→ **Aim of the task**
Identify and pull out each line of the entries in which "转移电子数为" occurs.

-------------------------

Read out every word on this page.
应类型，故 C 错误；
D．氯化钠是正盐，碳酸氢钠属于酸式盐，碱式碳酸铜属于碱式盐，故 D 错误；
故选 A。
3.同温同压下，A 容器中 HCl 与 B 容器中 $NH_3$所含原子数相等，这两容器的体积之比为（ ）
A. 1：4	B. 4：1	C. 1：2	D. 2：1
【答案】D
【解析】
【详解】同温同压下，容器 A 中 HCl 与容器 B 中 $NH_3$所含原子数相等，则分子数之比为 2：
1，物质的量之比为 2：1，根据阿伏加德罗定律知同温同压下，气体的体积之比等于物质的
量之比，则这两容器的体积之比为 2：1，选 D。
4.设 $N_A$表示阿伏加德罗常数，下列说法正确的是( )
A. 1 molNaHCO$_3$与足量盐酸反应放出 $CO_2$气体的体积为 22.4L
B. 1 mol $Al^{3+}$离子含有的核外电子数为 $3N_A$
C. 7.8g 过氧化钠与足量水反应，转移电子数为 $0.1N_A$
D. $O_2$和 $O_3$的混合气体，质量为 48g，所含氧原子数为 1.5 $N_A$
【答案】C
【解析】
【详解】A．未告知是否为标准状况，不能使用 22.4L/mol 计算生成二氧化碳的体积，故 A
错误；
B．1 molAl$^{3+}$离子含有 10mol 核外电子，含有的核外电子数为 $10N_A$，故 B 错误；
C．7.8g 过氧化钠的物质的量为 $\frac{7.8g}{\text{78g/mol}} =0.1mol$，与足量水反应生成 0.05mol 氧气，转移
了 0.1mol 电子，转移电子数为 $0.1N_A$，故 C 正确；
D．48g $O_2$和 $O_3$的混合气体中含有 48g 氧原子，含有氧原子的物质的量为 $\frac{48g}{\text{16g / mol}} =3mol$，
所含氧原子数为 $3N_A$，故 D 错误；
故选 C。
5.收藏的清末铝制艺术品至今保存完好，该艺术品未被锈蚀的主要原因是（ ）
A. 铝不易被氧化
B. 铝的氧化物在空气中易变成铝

-------------------------

→ **Response**
C. 7.8g 过氧化钠与足量水反应，转移电子数为 $0.1N_A$
了 0.1mol 电子，转移电子数为 $0.1N_A$，故 C 正确；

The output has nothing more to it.